Data extract:
○ ○ ○ ○ ○ ○ ○
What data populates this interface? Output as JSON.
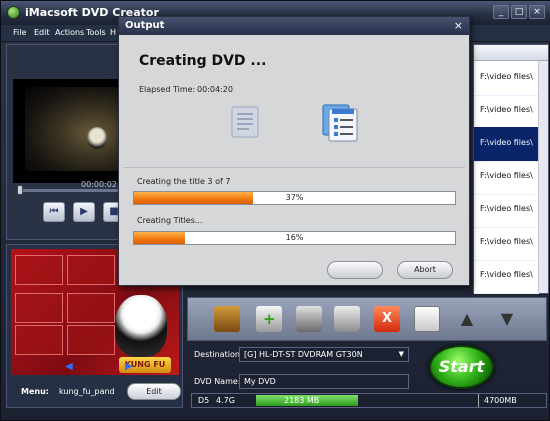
{
  "app": {
    "title": "iMacsoft DVD Creator",
    "window_buttons": [
      "_",
      "□",
      "×"
    ]
  },
  "menubar": {
    "items": [
      "File",
      "Edit",
      "Actions",
      "Tools",
      "H"
    ]
  },
  "preview": {
    "time_code": "00:00:02",
    "controls": [
      "⏮",
      "▶",
      "■"
    ]
  },
  "menu_panel": {
    "label": "Menu:",
    "value": "kung_fu_pand",
    "edit_label": "Edit",
    "logo_text": "KUNG FU"
  },
  "file_list": {
    "rows": [
      {
        "text": "F:\\video files\\",
        "selected": false
      },
      {
        "text": "F:\\video files\\",
        "selected": false
      },
      {
        "text": "F:\\video files\\",
        "selected": true
      },
      {
        "text": "F:\\video files\\",
        "selected": false
      },
      {
        "text": "F:\\video files\\",
        "selected": false
      },
      {
        "text": "F:\\video files\\",
        "selected": false
      },
      {
        "text": "F:\\video files\\",
        "selected": false
      }
    ]
  },
  "toolbar": {
    "buttons": [
      "add-video",
      "add-folder",
      "edit",
      "delete",
      "remove",
      "settings",
      "move-up",
      "move-down"
    ]
  },
  "output": {
    "destination_label": "Destination:",
    "destination_value": "[G] HL-DT-ST DVDRAM GT30N",
    "dvd_name_label": "DVD Name:",
    "dvd_name_value": "My DVD",
    "start_label": "Start",
    "disc_type": "D5",
    "disc_size": "4.7G",
    "used": "2183 MB",
    "used_fraction": 0.46,
    "capacity": "4700MB"
  },
  "dialog": {
    "title": "Output",
    "close": "×",
    "heading": "Creating DVD ...",
    "elapsed_label": "Elapsed Time:",
    "elapsed_value": "00:04:20",
    "status1": "Creating the title 3 of 7",
    "progress1_text": "37%",
    "progress1_value": 0.37,
    "status2": "Creating Titles...",
    "progress2_text": "16%",
    "progress2_value": 0.16,
    "button1_label": "",
    "abort_label": "Abort"
  }
}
○ ○ ○ ○ ○ ○ ○
Exercise: Write the records out once more, exactly as they appear, with no pictures.

Exercise answer:
What data populates this interface? Output as JSON.
{
  "app": {
    "title": "iMacsoft DVD Creator",
    "window_buttons": [
      "_",
      "□",
      "×"
    ]
  },
  "menubar": {
    "items": [
      "File",
      "Edit",
      "Actions",
      "Tools",
      "H"
    ]
  },
  "preview": {
    "time_code": "00:00:02",
    "controls": [
      "⏮",
      "▶",
      "■"
    ]
  },
  "menu_panel": {
    "label": "Menu:",
    "value": "kung_fu_pand",
    "edit_label": "Edit",
    "logo_text": "KUNG FU"
  },
  "file_list": {
    "rows": [
      {
        "text": "F:\\video files\\",
        "selected": false
      },
      {
        "text": "F:\\video files\\",
        "selected": false
      },
      {
        "text": "F:\\video files\\",
        "selected": true
      },
      {
        "text": "F:\\video files\\",
        "selected": false
      },
      {
        "text": "F:\\video files\\",
        "selected": false
      },
      {
        "text": "F:\\video files\\",
        "selected": false
      },
      {
        "text": "F:\\video files\\",
        "selected": false
      }
    ]
  },
  "toolbar": {
    "buttons": [
      "add-video",
      "add-folder",
      "edit",
      "delete",
      "remove",
      "settings",
      "move-up",
      "move-down"
    ]
  },
  "output": {
    "destination_label": "Destination:",
    "destination_value": "[G] HL-DT-ST DVDRAM GT30N",
    "dvd_name_label": "DVD Name:",
    "dvd_name_value": "My DVD",
    "start_label": "Start",
    "disc_type": "D5",
    "disc_size": "4.7G",
    "used": "2183 MB",
    "used_fraction": 0.46,
    "capacity": "4700MB"
  },
  "dialog": {
    "title": "Output",
    "close": "×",
    "heading": "Creating DVD ...",
    "elapsed_label": "Elapsed Time:",
    "elapsed_value": "00:04:20",
    "status1": "Creating the title 3 of 7",
    "progress1_text": "37%",
    "progress1_value": 0.37,
    "status2": "Creating Titles...",
    "progress2_text": "16%",
    "progress2_value": 0.16,
    "button1_label": "",
    "abort_label": "Abort"
  }
}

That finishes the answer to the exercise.